---------- Input rows ----------

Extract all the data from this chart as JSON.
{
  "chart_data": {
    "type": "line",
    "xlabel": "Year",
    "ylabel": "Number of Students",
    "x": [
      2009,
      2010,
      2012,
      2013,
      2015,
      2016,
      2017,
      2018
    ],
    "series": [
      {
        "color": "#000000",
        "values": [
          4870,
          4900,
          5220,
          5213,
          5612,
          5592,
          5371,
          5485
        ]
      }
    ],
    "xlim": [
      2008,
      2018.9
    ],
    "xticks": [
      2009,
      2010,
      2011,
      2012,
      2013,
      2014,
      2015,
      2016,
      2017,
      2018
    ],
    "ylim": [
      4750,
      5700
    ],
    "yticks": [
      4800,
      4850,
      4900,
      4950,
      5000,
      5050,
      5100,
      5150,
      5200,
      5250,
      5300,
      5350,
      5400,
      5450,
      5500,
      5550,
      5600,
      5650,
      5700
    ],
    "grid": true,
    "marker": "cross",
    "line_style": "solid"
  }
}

----------

## Problem statement
Reproduce the material in full, with no word added or dropped.

## The output
Extract all the data from this chart as JSON.
{
  "chart_data": {
    "type": "line",
    "xlabel": "Year",
    "ylabel": "Number of Students",
    "x": [
      2009,
      2010,
      2012,
      2013,
      2015,
      2016,
      2017,
      2018
    ],
    "series": [
      {
        "color": "#000000",
        "values": [
          4870,
          4900,
          5220,
          5213,
          5612,
          5592,
          5371,
          5485
        ]
      }
    ],
    "xlim": [
      2008,
      2018.9
    ],
    "xticks": [
      2009,
      2010,
      2011,
      2012,
      2013,
      2014,
      2015,
      2016,
      2017,
      2018
    ],
    "ylim": [
      4750,
      5700
    ],
    "yticks": [
      4800,
      4850,
      4900,
      4950,
      5000,
      5050,
      5100,
      5150,
      5200,
      5250,
      5300,
      5350,
      5400,
      5450,
      5500,
      5550,
      5600,
      5650,
      5700
    ],
    "grid": true,
    "marker": "cross",
    "line_style": "solid"
  }
}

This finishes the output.